- [SET EXERCISE]
Leave out the pictures and reproduce all of the data exactly.

- [PROVIDED ENTRIES]

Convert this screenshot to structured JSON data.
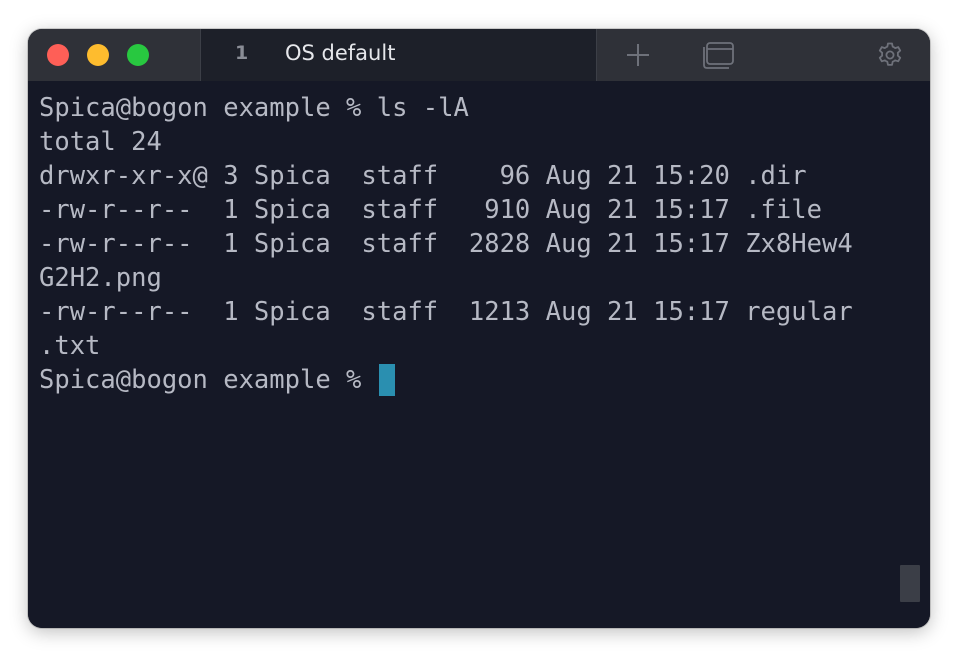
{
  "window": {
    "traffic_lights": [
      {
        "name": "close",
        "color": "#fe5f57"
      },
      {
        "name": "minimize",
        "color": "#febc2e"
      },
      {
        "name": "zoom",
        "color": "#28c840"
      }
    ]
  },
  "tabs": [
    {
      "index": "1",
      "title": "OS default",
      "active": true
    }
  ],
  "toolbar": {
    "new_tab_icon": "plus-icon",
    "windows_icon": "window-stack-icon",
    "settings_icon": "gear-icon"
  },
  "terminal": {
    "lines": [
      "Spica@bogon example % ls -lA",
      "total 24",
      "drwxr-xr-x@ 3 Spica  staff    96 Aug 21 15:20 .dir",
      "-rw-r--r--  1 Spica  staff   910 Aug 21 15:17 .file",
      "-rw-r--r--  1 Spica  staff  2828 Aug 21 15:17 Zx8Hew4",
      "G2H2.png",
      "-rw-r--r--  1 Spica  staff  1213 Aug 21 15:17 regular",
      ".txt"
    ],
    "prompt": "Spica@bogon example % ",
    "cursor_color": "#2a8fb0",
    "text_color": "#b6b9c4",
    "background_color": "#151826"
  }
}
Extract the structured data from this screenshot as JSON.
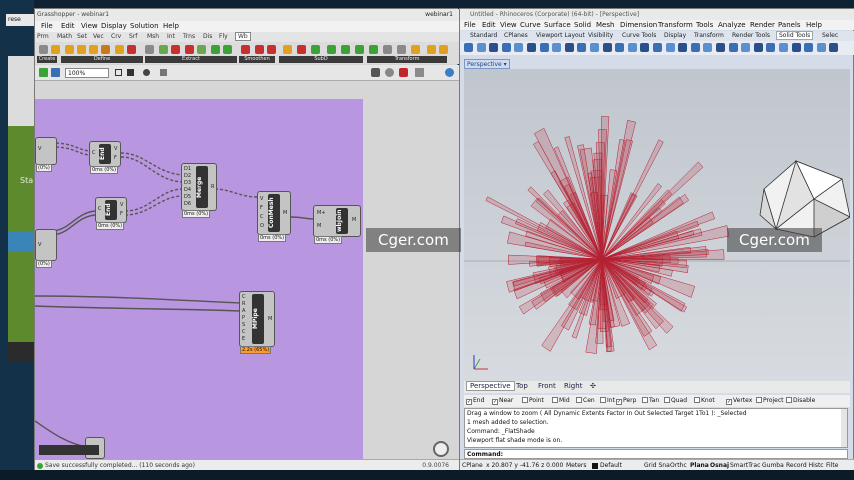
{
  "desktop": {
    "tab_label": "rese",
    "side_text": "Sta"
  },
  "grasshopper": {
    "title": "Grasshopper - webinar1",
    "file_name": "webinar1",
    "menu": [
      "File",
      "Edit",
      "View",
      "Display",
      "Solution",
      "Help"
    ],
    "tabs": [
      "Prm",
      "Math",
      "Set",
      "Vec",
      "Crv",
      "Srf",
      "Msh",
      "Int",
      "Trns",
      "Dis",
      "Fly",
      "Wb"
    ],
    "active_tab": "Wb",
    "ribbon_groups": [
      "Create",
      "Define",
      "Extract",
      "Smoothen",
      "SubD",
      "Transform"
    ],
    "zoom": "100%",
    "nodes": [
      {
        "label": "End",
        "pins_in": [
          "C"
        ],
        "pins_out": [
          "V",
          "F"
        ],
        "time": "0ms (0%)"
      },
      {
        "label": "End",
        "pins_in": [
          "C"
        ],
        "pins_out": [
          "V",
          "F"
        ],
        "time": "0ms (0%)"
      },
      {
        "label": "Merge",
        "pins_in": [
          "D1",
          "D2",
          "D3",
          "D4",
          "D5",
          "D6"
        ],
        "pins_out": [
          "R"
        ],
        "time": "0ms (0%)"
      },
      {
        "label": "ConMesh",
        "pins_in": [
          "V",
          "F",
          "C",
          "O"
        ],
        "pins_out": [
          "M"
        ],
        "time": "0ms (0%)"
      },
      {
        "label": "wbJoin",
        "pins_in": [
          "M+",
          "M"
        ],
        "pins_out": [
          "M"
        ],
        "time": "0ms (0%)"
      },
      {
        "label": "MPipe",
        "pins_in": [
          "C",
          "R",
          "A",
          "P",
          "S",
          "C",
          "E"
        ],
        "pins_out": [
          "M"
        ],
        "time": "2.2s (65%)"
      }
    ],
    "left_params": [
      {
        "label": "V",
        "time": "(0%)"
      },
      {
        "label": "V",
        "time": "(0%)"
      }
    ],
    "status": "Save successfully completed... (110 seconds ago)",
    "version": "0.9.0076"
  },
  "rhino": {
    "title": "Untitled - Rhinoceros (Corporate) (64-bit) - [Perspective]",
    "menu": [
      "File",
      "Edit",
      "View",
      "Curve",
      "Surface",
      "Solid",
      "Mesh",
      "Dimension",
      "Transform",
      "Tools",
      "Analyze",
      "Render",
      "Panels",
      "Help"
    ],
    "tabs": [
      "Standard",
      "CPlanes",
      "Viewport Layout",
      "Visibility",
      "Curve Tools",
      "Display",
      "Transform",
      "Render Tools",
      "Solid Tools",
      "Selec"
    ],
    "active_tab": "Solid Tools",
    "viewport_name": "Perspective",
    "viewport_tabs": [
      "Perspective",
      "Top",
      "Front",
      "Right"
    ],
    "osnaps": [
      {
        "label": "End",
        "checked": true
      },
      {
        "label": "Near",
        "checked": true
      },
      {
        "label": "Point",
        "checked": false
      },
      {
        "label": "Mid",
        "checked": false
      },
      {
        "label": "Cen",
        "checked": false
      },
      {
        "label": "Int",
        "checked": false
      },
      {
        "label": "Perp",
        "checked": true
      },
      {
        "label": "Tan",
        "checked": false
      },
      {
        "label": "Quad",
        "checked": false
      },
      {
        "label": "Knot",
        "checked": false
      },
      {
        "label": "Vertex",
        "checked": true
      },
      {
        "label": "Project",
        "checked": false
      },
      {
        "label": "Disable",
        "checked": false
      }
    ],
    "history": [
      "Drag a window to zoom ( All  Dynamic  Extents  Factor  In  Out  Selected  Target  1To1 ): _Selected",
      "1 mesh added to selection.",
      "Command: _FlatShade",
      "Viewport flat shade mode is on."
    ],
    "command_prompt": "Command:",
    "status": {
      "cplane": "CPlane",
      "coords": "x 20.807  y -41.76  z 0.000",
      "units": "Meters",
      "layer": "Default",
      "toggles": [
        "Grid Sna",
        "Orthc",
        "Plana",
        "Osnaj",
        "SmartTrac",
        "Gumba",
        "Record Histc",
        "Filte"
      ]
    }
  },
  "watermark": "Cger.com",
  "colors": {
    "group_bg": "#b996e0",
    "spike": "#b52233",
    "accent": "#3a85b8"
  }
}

- [TASK SOLUTION]
Convert this screenshot to structured JSON data.
{
  "window": {
    "traffic_lights": [
      {
        "name": "close",
        "color": "#fe5f57"
      },
      {
        "name": "minimize",
        "color": "#febc2e"
      },
      {
        "name": "zoom",
        "color": "#28c840"
      }
    ]
  },
  "tabs": [
    {
      "index": "1",
      "title": "OS default",
      "active": true
    }
  ],
  "toolbar": {
    "new_tab_icon": "plus-icon",
    "windows_icon": "window-stack-icon",
    "settings_icon": "gear-icon"
  },
  "terminal": {
    "lines": [
      "Spica@bogon example % ls -lA",
      "total 24",
      "drwxr-xr-x@ 3 Spica  staff    96 Aug 21 15:20 .dir",
      "-rw-r--r--  1 Spica  staff   910 Aug 21 15:17 .file",
      "-rw-r--r--  1 Spica  staff  2828 Aug 21 15:17 Zx8Hew4",
      "G2H2.png",
      "-rw-r--r--  1 Spica  staff  1213 Aug 21 15:17 regular",
      ".txt"
    ],
    "prompt": "Spica@bogon example % ",
    "cursor_color": "#2a8fb0",
    "text_color": "#b6b9c4",
    "background_color": "#151826"
  }
}
Extract the structured data from this screenshot as JSON.
{
  "desktop": {
    "tab_label": "rese",
    "side_text": "Sta"
  },
  "grasshopper": {
    "title": "Grasshopper - webinar1",
    "file_name": "webinar1",
    "menu": [
      "File",
      "Edit",
      "View",
      "Display",
      "Solution",
      "Help"
    ],
    "tabs": [
      "Prm",
      "Math",
      "Set",
      "Vec",
      "Crv",
      "Srf",
      "Msh",
      "Int",
      "Trns",
      "Dis",
      "Fly",
      "Wb"
    ],
    "active_tab": "Wb",
    "ribbon_groups": [
      "Create",
      "Define",
      "Extract",
      "Smoothen",
      "SubD",
      "Transform"
    ],
    "zoom": "100%",
    "nodes": [
      {
        "label": "End",
        "pins_in": [
          "C"
        ],
        "pins_out": [
          "V",
          "F"
        ],
        "time": "0ms (0%)"
      },
      {
        "label": "End",
        "pins_in": [
          "C"
        ],
        "pins_out": [
          "V",
          "F"
        ],
        "time": "0ms (0%)"
      },
      {
        "label": "Merge",
        "pins_in": [
          "D1",
          "D2",
          "D3",
          "D4",
          "D5",
          "D6"
        ],
        "pins_out": [
          "R"
        ],
        "time": "0ms (0%)"
      },
      {
        "label": "ConMesh",
        "pins_in": [
          "V",
          "F",
          "C",
          "O"
        ],
        "pins_out": [
          "M"
        ],
        "time": "0ms (0%)"
      },
      {
        "label": "wbJoin",
        "pins_in": [
          "M+",
          "M"
        ],
        "pins_out": [
          "M"
        ],
        "time": "0ms (0%)"
      },
      {
        "label": "MPipe",
        "pins_in": [
          "C",
          "R",
          "A",
          "P",
          "S",
          "C",
          "E"
        ],
        "pins_out": [
          "M"
        ],
        "time": "2.2s (65%)"
      }
    ],
    "left_params": [
      {
        "label": "V",
        "time": "(0%)"
      },
      {
        "label": "V",
        "time": "(0%)"
      }
    ],
    "status": "Save successfully completed... (110 seconds ago)",
    "version": "0.9.0076"
  },
  "rhino": {
    "title": "Untitled - Rhinoceros (Corporate) (64-bit) - [Perspective]",
    "menu": [
      "File",
      "Edit",
      "View",
      "Curve",
      "Surface",
      "Solid",
      "Mesh",
      "Dimension",
      "Transform",
      "Tools",
      "Analyze",
      "Render",
      "Panels",
      "Help"
    ],
    "tabs": [
      "Standard",
      "CPlanes",
      "Viewport Layout",
      "Visibility",
      "Curve Tools",
      "Display",
      "Transform",
      "Render Tools",
      "Solid Tools",
      "Selec"
    ],
    "active_tab": "Solid Tools",
    "viewport_name": "Perspective",
    "viewport_tabs": [
      "Perspective",
      "Top",
      "Front",
      "Right"
    ],
    "osnaps": [
      {
        "label": "End",
        "checked": true
      },
      {
        "label": "Near",
        "checked": true
      },
      {
        "label": "Point",
        "checked": false
      },
      {
        "label": "Mid",
        "checked": false
      },
      {
        "label": "Cen",
        "checked": false
      },
      {
        "label": "Int",
        "checked": false
      },
      {
        "label": "Perp",
        "checked": true
      },
      {
        "label": "Tan",
        "checked": false
      },
      {
        "label": "Quad",
        "checked": false
      },
      {
        "label": "Knot",
        "checked": false
      },
      {
        "label": "Vertex",
        "checked": true
      },
      {
        "label": "Project",
        "checked": false
      },
      {
        "label": "Disable",
        "checked": false
      }
    ],
    "history": [
      "Drag a window to zoom ( All  Dynamic  Extents  Factor  In  Out  Selected  Target  1To1 ): _Selected",
      "1 mesh added to selection.",
      "Command: _FlatShade",
      "Viewport flat shade mode is on."
    ],
    "command_prompt": "Command:",
    "status": {
      "cplane": "CPlane",
      "coords": "x 20.807  y -41.76  z 0.000",
      "units": "Meters",
      "layer": "Default",
      "toggles": [
        "Grid Sna",
        "Orthc",
        "Plana",
        "Osnaj",
        "SmartTrac",
        "Gumba",
        "Record Histc",
        "Filte"
      ]
    }
  },
  "watermark": "Cger.com",
  "colors": {
    "group_bg": "#b996e0",
    "spike": "#b52233",
    "accent": "#3a85b8"
  }
}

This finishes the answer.